__Brano proposto__.

_ _ _ _ _

Due università italiane sono classificate tra le prime duecento del ranking mondiale, una in più dello scorso anno. Così mentre l’università di Bologna 176esima perde due posizioni rispetto al 2009, La Sapienza ne acquista ben 15, passando da quota 205 del 2009 a 190 del 2010, seguono l’università di Padova (261) e il Politecnico di Milano (295).
L’Italia, come al solito, è molto ben rappresentata nelle retrovie: nella parte finale della classifica che va dalla 300esima posizione alla 500esima troviamo l’università di Firenze, le università di Pisa, e di Pavia, a pari merito a quota 401 gli atenei di Trento, Trieste, Roma TorVergata e Napoli; Università di Torino, di Siena, Politecnico di Torino e Statale di Milano tutte a quota 450 su 500.
QS ha classificato 660 università, il ranking intero sarà reso noto il 15 settembre, quello che è pubblicata oggi si ferma a quota 200. Sappiamo però che le università di Modena, Perugia, Sacro Cuore, Genova e Catania, rimangono in coda come nel 2009 oltre quota 500, e addirittura la Ca’ Foscari di Venezia, oltre la 600esima posizione.
Il dato globale mostra che in questo ranking tra le prime posizioni continua a scendere il numero delle università americane, infatti, tra le prime cento 31 sono statunitensi, l’anno scorso erano 36, e nel 2008 ben 42. Il commento di Qs a questa minore rappresentanza degli Stati Uniti al top, è legato all’emergere sulla scena dell’Higher Education delle università asiatiche, molto potenti anche nella didattica di tipo generalista, e per forza di assorbimento del mercato del lavoro dei loro laureati.
Tra queste l’università di Hong Kong, di Tokyo e le università di Kyoto, che troviamo subito dopo le prime 20, mentre la National University di Singapore, Hong Kong University of Science and Technology (HKUST), l’università cinese di Hong Kong, così come la Peking University e le università di Osaka e Seoul restano tra le prime 50.
 L'Australia si piazza molto bene con l'Australian National University al 20esimo posto e le università di Sydney, Melbourne e di Queensland classificate entro le tra prime 50 posizioni.
Le europee tra le prime cento sono in maggioranza inglesi, 19 tra i college più famosi e internazionali, mentre la Francia ha solo due università classificate, la Germania cinque, tutte in ascesa, come la Freie Universitat di Berlino da quota 94 a 70. La migliore università europea è il Politecnico di Zurigo al 18esimo posto.
Dati che non sono in linea con la classifica di Shanghai di agosto scorso, che segue criteri più accademici, legati ai Premi Nobel espressione di alcune università, e alla quantità e qualità della ricerca. Nella metodologia di QS pesa la reputazione accademica dell’ateneo – Academic reputation index (40%) – i pareri di oltre 16mila accademici internazionali, e il giudizio dei recruiters (per oltre il 10%) l’internazionalità dell’ateneo, e per un buon 20%, le citazioni nelle riviste di ricerca, affidate alla società Scopus http://www.scopus.com/ .

_ _ _ _ _

__Estratti dei record__.
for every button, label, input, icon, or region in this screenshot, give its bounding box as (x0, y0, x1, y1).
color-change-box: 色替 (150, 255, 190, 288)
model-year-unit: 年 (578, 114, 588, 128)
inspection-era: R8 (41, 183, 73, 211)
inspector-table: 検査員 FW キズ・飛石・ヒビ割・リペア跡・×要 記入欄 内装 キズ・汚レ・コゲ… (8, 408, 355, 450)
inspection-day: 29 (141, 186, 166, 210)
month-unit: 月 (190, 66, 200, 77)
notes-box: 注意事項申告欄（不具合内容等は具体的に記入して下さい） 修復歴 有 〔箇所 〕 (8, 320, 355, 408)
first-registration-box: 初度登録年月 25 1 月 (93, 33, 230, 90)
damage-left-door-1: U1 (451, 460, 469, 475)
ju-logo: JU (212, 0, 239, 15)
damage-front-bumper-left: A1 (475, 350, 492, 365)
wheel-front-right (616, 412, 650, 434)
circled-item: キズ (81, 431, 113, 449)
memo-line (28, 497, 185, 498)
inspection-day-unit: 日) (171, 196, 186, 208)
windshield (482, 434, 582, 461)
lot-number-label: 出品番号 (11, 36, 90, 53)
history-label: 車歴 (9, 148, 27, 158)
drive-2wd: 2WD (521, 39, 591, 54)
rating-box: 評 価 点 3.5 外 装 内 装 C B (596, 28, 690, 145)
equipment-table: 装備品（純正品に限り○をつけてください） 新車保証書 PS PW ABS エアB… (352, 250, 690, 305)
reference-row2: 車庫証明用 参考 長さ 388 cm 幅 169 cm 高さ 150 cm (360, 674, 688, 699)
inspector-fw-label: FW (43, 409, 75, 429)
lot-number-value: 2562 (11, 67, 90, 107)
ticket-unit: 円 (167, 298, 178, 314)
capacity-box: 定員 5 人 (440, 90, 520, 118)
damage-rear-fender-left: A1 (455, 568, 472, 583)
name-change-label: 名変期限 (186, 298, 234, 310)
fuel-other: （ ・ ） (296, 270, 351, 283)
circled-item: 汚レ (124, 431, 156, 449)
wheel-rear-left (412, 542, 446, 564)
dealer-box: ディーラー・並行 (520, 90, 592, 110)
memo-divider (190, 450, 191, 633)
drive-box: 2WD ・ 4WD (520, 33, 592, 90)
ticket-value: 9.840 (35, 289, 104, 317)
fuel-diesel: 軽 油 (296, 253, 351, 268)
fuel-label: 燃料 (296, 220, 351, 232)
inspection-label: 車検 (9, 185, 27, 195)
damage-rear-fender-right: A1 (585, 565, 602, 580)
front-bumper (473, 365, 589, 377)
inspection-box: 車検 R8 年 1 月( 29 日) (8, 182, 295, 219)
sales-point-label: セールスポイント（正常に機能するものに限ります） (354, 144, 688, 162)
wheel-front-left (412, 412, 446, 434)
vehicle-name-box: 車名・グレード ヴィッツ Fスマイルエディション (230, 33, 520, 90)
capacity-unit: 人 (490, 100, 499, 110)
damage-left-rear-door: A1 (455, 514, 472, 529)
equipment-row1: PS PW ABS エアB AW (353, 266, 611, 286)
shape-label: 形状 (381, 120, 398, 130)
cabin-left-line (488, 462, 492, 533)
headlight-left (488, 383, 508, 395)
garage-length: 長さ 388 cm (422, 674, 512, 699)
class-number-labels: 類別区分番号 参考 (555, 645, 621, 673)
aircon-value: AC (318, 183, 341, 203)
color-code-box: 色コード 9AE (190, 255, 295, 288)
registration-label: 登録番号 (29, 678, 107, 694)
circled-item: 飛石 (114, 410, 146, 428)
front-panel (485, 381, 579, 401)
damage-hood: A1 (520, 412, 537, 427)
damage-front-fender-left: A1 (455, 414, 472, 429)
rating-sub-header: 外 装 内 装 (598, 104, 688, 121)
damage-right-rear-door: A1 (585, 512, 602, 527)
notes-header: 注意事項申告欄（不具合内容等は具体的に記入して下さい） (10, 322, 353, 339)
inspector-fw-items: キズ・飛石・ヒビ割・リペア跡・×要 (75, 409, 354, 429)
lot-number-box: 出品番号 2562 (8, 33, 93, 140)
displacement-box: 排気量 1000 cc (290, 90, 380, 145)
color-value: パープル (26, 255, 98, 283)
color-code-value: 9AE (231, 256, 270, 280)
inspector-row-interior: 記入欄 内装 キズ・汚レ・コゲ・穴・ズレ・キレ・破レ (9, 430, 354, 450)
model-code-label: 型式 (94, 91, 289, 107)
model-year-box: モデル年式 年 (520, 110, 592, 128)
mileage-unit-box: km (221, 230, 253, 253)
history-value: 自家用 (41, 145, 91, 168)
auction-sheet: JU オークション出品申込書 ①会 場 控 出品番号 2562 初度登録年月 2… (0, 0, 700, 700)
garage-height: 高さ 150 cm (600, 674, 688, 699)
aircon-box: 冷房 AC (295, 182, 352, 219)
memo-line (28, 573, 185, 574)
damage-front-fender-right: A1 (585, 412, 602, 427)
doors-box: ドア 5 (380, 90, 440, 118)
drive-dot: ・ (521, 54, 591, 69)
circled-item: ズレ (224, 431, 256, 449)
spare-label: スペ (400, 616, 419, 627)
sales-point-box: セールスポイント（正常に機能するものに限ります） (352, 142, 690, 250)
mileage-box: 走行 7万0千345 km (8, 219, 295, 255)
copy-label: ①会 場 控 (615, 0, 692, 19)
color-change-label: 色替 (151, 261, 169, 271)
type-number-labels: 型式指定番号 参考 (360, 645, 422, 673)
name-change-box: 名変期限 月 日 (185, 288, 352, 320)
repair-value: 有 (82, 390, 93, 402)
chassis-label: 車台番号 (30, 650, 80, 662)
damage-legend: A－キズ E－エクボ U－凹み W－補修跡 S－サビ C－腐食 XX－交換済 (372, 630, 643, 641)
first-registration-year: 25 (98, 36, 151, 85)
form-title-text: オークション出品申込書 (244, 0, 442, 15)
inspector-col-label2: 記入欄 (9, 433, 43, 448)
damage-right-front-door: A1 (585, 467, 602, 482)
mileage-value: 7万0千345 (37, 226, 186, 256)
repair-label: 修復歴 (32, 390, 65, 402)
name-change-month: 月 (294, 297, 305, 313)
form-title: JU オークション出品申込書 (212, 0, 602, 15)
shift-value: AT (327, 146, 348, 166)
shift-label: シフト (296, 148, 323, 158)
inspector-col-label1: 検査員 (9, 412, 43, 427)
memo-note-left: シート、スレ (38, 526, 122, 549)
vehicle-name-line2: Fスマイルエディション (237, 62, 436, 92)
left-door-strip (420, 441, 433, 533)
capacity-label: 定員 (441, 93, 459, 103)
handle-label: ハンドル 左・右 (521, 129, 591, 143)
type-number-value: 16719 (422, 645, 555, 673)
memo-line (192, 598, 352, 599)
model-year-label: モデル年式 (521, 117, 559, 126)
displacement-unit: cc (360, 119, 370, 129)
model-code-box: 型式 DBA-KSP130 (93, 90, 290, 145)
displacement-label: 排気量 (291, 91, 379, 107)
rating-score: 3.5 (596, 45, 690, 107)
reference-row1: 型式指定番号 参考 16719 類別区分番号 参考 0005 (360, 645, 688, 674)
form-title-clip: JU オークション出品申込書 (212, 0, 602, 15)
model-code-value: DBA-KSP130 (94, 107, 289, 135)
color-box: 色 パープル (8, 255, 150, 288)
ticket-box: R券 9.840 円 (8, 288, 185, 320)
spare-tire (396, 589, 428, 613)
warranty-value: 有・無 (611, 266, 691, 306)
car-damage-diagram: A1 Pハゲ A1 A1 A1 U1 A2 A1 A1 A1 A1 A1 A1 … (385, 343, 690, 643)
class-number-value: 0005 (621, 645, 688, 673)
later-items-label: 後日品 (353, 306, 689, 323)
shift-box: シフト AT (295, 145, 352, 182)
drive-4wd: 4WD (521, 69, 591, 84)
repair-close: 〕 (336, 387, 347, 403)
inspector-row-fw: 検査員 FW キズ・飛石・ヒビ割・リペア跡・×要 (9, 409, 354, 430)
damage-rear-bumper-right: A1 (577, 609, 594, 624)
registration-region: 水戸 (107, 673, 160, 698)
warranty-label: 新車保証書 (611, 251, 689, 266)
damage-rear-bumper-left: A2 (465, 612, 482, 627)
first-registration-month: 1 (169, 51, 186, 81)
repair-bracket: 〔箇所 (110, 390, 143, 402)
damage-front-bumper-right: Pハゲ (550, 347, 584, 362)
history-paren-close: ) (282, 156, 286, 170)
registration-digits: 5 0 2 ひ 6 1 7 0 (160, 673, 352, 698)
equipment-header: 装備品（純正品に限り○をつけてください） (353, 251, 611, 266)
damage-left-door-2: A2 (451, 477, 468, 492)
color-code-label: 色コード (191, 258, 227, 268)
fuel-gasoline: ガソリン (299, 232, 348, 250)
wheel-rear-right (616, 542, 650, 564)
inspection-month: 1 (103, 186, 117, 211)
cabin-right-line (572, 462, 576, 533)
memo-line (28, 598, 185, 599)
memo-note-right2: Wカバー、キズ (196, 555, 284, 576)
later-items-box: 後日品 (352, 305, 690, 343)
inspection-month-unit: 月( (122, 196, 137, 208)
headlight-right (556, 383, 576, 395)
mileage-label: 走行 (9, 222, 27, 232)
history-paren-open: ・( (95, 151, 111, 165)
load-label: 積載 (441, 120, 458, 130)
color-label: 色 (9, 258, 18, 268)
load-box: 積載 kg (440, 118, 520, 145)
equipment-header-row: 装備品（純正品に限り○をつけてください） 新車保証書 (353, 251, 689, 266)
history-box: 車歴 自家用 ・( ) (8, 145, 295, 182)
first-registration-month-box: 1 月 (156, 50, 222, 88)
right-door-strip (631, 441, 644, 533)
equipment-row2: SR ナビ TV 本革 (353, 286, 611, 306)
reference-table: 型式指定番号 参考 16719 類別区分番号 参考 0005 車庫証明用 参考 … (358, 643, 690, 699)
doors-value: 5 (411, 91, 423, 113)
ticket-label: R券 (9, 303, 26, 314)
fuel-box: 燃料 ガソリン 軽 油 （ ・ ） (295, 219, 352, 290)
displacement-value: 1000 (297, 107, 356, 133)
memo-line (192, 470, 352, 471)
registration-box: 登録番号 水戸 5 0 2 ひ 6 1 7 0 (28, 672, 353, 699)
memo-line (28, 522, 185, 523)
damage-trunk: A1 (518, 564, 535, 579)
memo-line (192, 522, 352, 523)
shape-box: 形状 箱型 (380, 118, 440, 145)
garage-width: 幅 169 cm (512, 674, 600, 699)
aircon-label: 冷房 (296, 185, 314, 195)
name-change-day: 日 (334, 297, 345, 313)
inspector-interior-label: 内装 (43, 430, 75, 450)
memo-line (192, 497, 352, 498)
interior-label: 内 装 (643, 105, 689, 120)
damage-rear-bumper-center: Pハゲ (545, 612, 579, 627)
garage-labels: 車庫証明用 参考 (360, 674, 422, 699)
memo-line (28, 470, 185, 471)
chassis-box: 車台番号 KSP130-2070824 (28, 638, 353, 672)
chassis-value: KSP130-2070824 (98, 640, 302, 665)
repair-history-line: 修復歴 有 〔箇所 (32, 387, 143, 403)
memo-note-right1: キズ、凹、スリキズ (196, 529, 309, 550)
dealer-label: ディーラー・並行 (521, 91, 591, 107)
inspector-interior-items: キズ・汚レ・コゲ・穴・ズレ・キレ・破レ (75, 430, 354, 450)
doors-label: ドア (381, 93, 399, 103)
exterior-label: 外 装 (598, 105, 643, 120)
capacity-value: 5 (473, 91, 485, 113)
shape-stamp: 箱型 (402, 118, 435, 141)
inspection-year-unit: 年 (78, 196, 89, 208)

_ _ _ _ _

Rispondi a queste domande sul brano della classifica universitaria.
(a) In quale posizione si colloca La Sapienza nel 2010?
(b) Quante università statunitensi figurano tra le prime cento?
(c) Quale università è indicata come la migliore d'Europa, e a che posto?

(a) Al 190° posto.
(b) 31.
(c) Il Politecnico di Zurigo, al 18° posto.